→ TASK TO COMPLETE:
In your copy, repeat the records exactly and leave out the pictures.

--- Start EXERCISE INPUTS ---

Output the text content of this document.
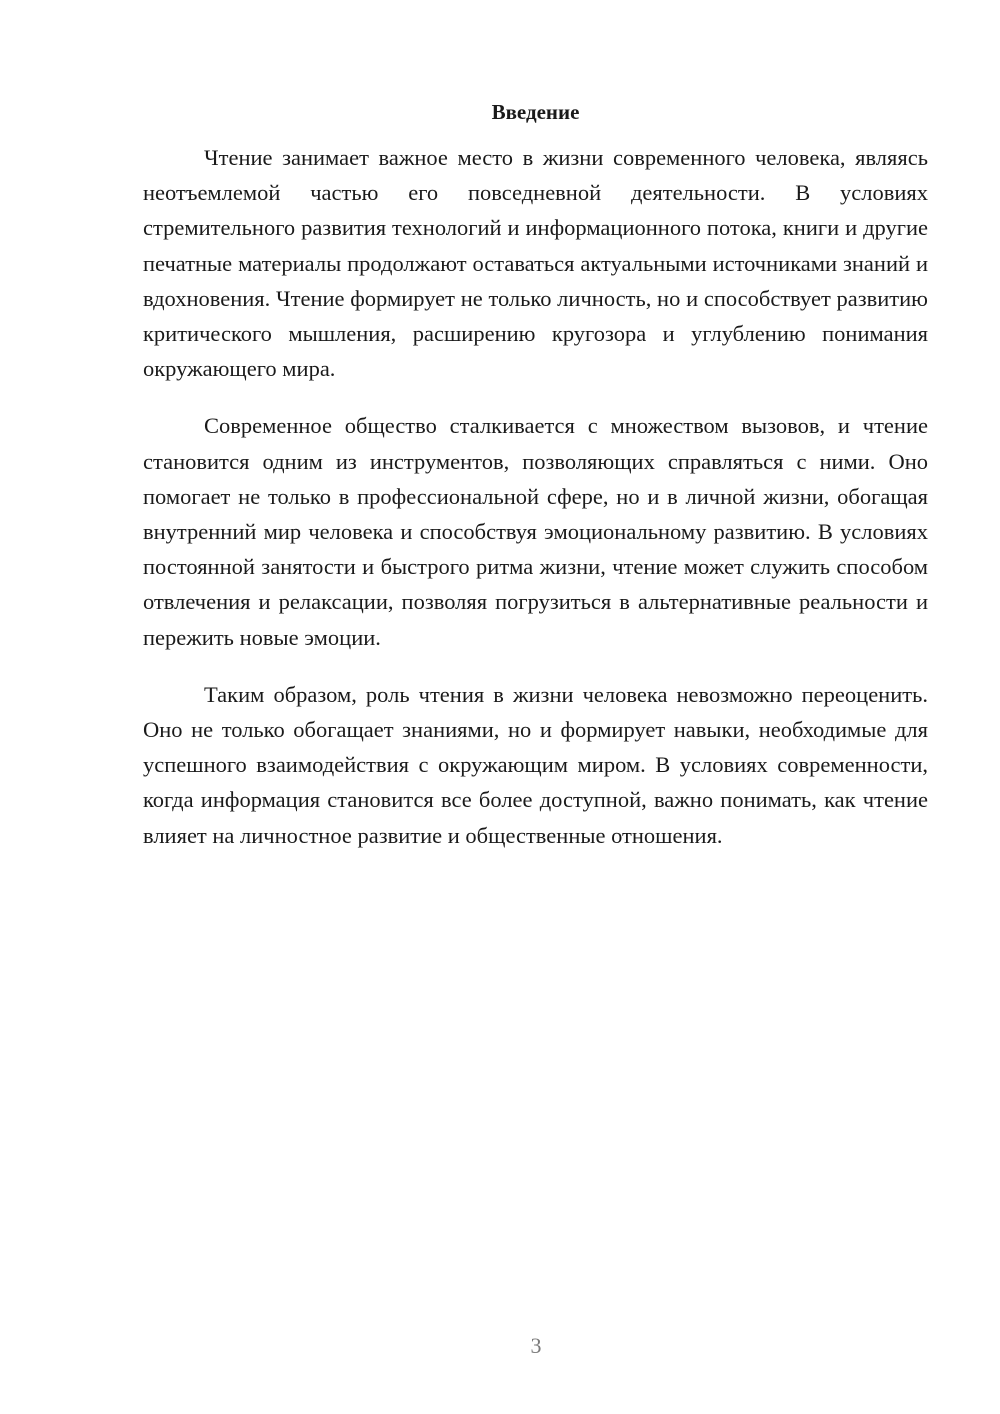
Введение

Чтение занимает важное место в жизни современного человека, являясь неотъемлемой частью его повседневной деятельности. В условиях стремительного развития технологий и информационного потока, книги и другие печатные материалы продолжают оставаться актуальными источниками знаний и вдохновения. Чтение формирует не только личность, но и способствует развитию критического мышления, расширению кругозора и углублению понимания окружающего мира.

Современное общество сталкивается с множеством вызовов, и чтение становится одним из инструментов, позволяющих справляться с ними. Оно помогает не только в профессиональной сфере, но и в личной жизни, обогащая внутренний мир человека и способствуя эмоциональному развитию. В условиях постоянной занятости и быстрого ритма жизни, чтение может служить способом отвлечения и релаксации, позволяя погрузиться в альтернативные реальности и пережить новые эмоции.

Таким образом, роль чтения в жизни человека невозможно переоценить. Оно не только обогащает знаниями, но и формирует навыки, необходимые для успешного взаимодействия с окружающим миром. В условиях современности, когда информация становится все более доступной, важно понимать, как чтение влияет на личностное развитие и общественные отношения.

3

--- End EXERCISE INPUTS ---

→ EXERCISE SOLUTION:
Output the text content of this document.
Введение

Чтение занимает важное место в жизни современного человека, являясь неотъемлемой частью его повседневной деятельности. В условиях стремительного развития технологий и информационного потока, книги и другие печатные материалы продолжают оставаться актуальными источниками знаний и вдохновения. Чтение формирует не только личность, но и способствует развитию критического мышления, расширению кругозора и углублению понимания окружающего мира.

Современное общество сталкивается с множеством вызовов, и чтение становится одним из инструментов, позволяющих справляться с ними. Оно помогает не только в профессиональной сфере, но и в личной жизни, обогащая внутренний мир человека и способствуя эмоциональному развитию. В условиях постоянной занятости и быстрого ритма жизни, чтение может служить способом отвлечения и релаксации, позволяя погрузиться в альтернативные реальности и пережить новые эмоции.

Таким образом, роль чтения в жизни человека невозможно переоценить. Оно не только обогащает знаниями, но и формирует навыки, необходимые для успешного взаимодействия с окружающим миром. В условиях современности, когда информация становится все более доступной, важно понимать, как чтение влияет на личностное развитие и общественные отношения.

3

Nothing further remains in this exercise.